> **EXTRACTED RECORDS**

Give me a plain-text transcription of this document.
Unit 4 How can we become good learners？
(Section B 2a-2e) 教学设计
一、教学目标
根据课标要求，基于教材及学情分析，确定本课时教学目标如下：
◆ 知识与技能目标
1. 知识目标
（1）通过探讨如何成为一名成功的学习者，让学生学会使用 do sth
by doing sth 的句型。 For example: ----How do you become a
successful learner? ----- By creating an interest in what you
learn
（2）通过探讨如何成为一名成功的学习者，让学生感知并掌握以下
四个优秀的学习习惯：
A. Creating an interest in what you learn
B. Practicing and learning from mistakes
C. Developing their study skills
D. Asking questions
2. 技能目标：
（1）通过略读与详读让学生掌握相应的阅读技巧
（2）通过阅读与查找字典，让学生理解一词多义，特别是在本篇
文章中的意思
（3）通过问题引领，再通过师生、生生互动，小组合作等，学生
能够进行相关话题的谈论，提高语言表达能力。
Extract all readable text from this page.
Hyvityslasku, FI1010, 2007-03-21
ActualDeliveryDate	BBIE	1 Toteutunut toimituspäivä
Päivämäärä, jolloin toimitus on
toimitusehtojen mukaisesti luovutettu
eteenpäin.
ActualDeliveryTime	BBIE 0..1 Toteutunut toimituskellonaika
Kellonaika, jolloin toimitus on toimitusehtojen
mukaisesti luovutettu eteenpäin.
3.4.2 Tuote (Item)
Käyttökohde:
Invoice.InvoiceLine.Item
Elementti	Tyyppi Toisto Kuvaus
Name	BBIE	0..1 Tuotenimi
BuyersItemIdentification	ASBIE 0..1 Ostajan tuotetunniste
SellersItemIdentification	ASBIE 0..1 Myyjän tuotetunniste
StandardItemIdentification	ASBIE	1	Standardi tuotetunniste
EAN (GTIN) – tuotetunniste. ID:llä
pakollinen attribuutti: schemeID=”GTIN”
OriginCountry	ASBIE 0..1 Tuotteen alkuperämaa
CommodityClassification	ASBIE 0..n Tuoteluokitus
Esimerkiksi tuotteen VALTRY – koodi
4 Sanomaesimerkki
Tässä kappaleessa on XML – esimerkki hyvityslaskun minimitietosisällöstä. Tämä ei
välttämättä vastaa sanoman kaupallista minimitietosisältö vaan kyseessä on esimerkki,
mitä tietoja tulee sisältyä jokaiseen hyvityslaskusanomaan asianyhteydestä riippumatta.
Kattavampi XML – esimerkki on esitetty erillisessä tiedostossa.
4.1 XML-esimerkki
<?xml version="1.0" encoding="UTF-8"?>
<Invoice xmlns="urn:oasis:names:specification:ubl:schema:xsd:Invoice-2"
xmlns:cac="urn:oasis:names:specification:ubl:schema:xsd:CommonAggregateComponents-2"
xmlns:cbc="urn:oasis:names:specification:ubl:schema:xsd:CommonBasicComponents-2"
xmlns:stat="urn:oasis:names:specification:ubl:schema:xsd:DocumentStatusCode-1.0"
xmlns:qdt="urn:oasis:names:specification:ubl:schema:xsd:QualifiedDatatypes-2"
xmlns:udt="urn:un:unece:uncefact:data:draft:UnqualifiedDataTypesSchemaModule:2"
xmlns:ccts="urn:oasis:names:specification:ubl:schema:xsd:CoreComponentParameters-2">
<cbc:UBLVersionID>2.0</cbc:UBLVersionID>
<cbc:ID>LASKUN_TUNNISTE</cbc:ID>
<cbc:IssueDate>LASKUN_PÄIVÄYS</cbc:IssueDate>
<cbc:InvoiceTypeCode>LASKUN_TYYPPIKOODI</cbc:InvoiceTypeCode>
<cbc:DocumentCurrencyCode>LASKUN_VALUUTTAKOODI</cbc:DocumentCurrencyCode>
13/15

> **OBJECTIVE**
Wherever the word "become" occurs in a line of the listing, copy that line.

> **SOLUTION TO THIS TASK**
Unit 4 How can we become good learners？
by doing sth 的句型。 For example: ----How do you become a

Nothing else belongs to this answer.